Count every line that holds the string "find", then give that number alone.

[Records from a data collection]

>>>

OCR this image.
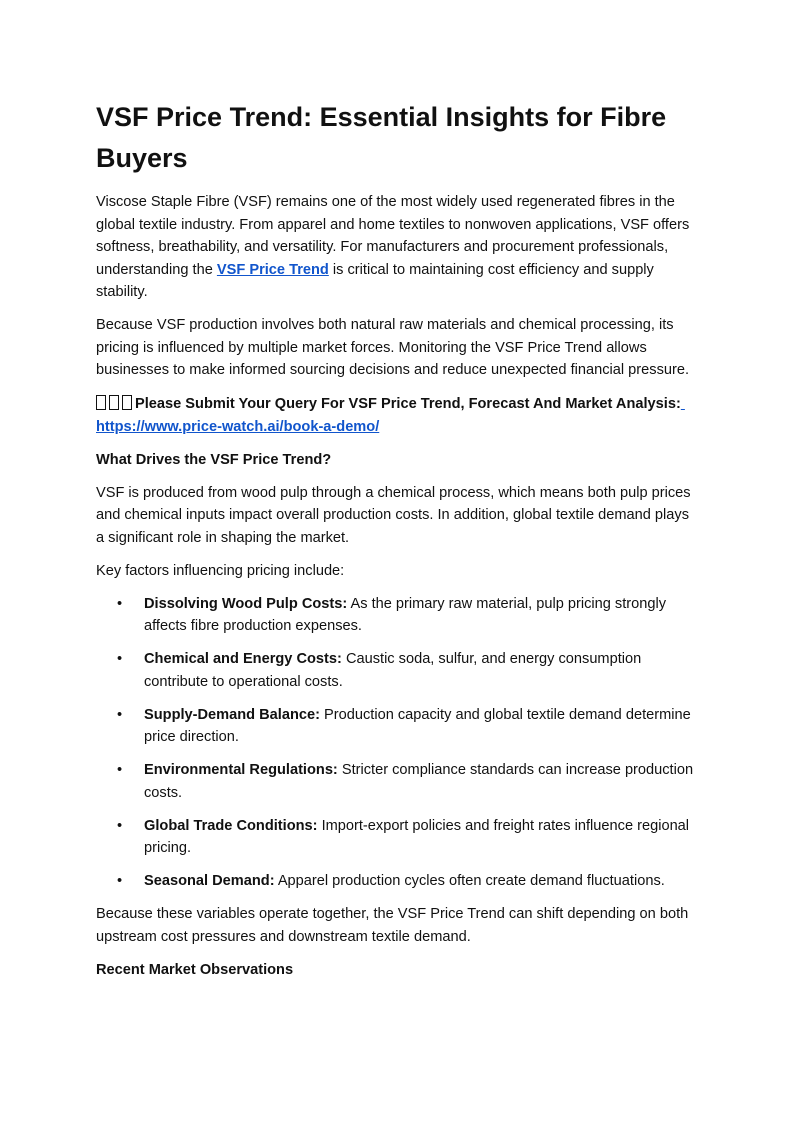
VSF Price Trend: Essential Insights for Fibre Buyers

Viscose Staple Fibre (VSF) remains one of the most widely used regenerated fibres in the global textile industry. From apparel and home textiles to nonwoven applications, VSF offers softness, breathability, and versatility. For manufacturers and procurement professionals, understanding the VSF Price Trend is critical to maintaining cost efficiency and supply stability.

Because VSF production involves both natural raw materials and chemical processing, its pricing is influenced by multiple market forces. Monitoring the VSF Price Trend allows businesses to make informed sourcing decisions and reduce unexpected financial pressure.

Please Submit Your Query For VSF Price Trend, Forecast And Market Analysis:
https://www.price-watch.ai/book-a-demo/

What Drives the VSF Price Trend?

VSF is produced from wood pulp through a chemical process, which means both pulp prices and chemical inputs impact overall production costs. In addition, global textile demand plays a significant role in shaping the market.

Key factors influencing pricing include:

• Dissolving Wood Pulp Costs: As the primary raw material, pulp pricing strongly affects fibre production expenses.
• Chemical and Energy Costs: Caustic soda, sulfur, and energy consumption contribute to operational costs.
• Supply-Demand Balance: Production capacity and global textile demand determine price direction.
• Environmental Regulations: Stricter compliance standards can increase production costs.
• Global Trade Conditions: Import-export policies and freight rates influence regional pricing.
• Seasonal Demand: Apparel production cycles often create demand fluctuations.

Because these variables operate together, the VSF Price Trend can shift depending on both upstream cost pressures and downstream textile demand.

Recent Market Observations
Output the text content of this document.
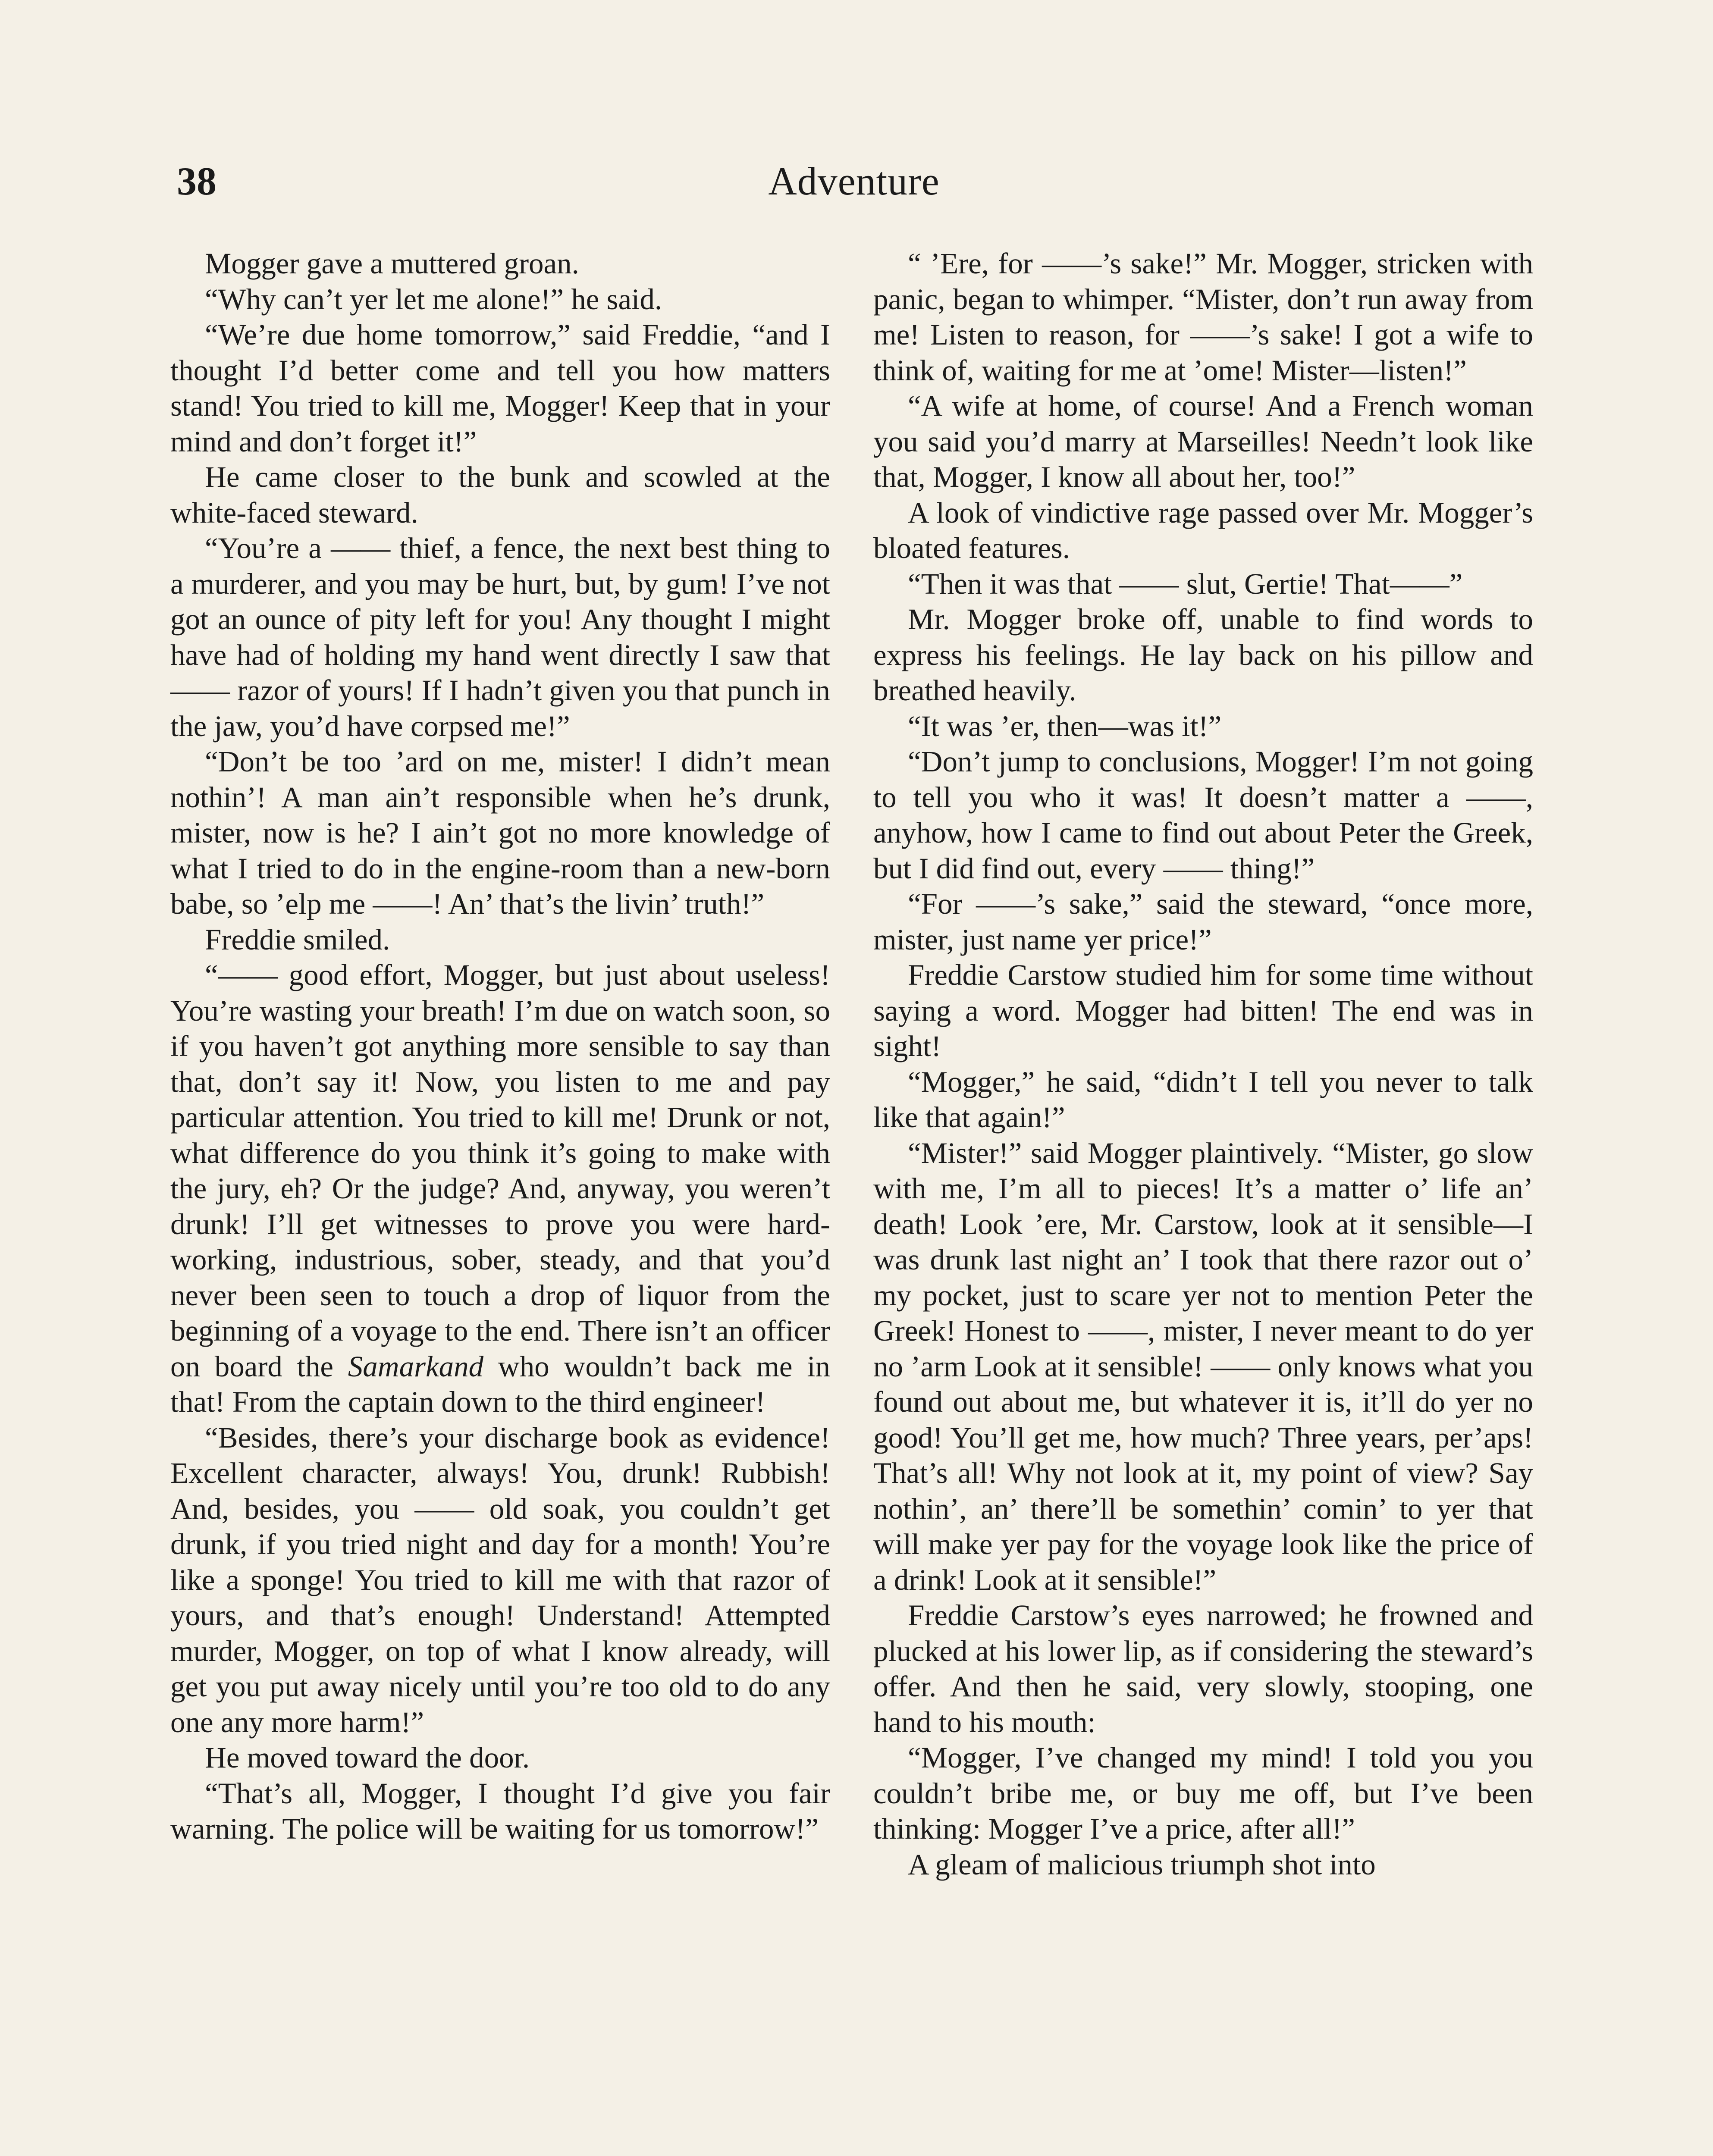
38	Adventure

Mogger gave a muttered groan.

“Why can’t yer let me alone!” he said.

“We’re due home tomorrow,” said Freddie, “and I thought I’d better come and tell you how matters stand! You tried to kill me, Mogger! Keep that in your mind and don’t forget it!”

He came closer to the bunk and scowled at the white-faced steward.

“You’re a —— thief, a fence, the next best thing to a murderer, and you may be hurt, but, by gum! I’ve not got an ounce of pity left for you! Any thought I might have had of holding my hand went directly I saw that —— razor of yours! If I hadn’t given you that punch in the jaw, you’d have corpsed me!”

“Don’t be too ’ard on me, mister! I didn’t mean nothin’! A man ain’t responsible when he’s drunk, mister, now is he? I ain’t got no more knowledge of what I tried to do in the engine-room than a new-born babe, so ’elp me ——! An’ that’s the livin’ truth!”

Freddie smiled.

“—— good effort, Mogger, but just about useless! You’re wasting your breath! I’m due on watch soon, so if you haven’t got anything more sensible to say than that, don’t say it! Now, you listen to me and pay particular attention. You tried to kill me! Drunk or not, what difference do you think it’s going to make with the jury, eh? Or the judge? And, anyway, you weren’t drunk! I’ll get witnesses to prove you were hard-working, industrious, sober, steady, and that you’d never been seen to touch a drop of liquor from the beginning of a voyage to the end. There isn’t an officer on board the Samarkand who wouldn’t back me in that! From the captain down to the third engineer!

“Besides, there’s your discharge book as evidence! Excellent character, always! You, drunk! Rubbish! And, besides, you —— old soak, you couldn’t get drunk, if you tried night and day for a month! You’re like a sponge! You tried to kill me with that razor of yours, and that’s enough! Understand! Attempted murder, Mogger, on top of what I know already, will get you put away nicely until you’re too old to do any one any more harm!”

He moved toward the door.

“That’s all, Mogger, I thought I’d give you fair warning. The police will be waiting for us tomorrow!”

“ ’Ere, for ——’s sake!” Mr. Mogger, stricken with panic, began to whimper. “Mister, don’t run away from me! Listen to reason, for ——’s sake! I got a wife to think of, waiting for me at ’ome! Mister—listen!”

“A wife at home, of course! And a French woman you said you’d marry at Marseilles! Needn’t look like that, Mogger, I know all about her, too!”

A look of vindictive rage passed over Mr. Mogger’s bloated features.

“Then it was that —— slut, Gertie! That——”

Mr. Mogger broke off, unable to find words to express his feelings. He lay back on his pillow and breathed heavily.

“It was ’er, then—was it!”

“Don’t jump to conclusions, Mogger! I’m not going to tell you who it was! It doesn’t matter a ——, anyhow, how I came to find out about Peter the Greek, but I did find out, every —— thing!”

“For ——’s sake,” said the steward, “once more, mister, just name yer price!”

Freddie Carstow studied him for some time without saying a word. Mogger had bitten! The end was in sight!

“Mogger,” he said, “didn’t I tell you never to talk like that again!”

“Mister!” said Mogger plaintively. “Mister, go slow with me, I’m all to pieces! It’s a matter o’ life an’ death! Look ’ere, Mr. Carstow, look at it sensible—I was drunk last night an’ I took that there razor out o’ my pocket, just to scare yer not to mention Peter the Greek! Honest to ——, mister, I never meant to do yer no ’arm Look at it sensible! —— only knows what you found out about me, but whatever it is, it’ll do yer no good! You’ll get me, how much? Three years, per’aps! That’s all! Why not look at it, my point of view? Say nothin’, an’ there’ll be somethin’ comin’ to yer that will make yer pay for the voyage look like the price of a drink! Look at it sensible!”

Freddie Carstow’s eyes narrowed; he frowned and plucked at his lower lip, as if considering the steward’s offer. And then he said, very slowly, stooping, one hand to his mouth:

“Mogger, I’ve changed my mind! I told you you couldn’t bribe me, or buy me off, but I’ve been thinking: Mogger I’ve a price, after all!”

A gleam of malicious triumph shot into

<<<

■ **The solution**
2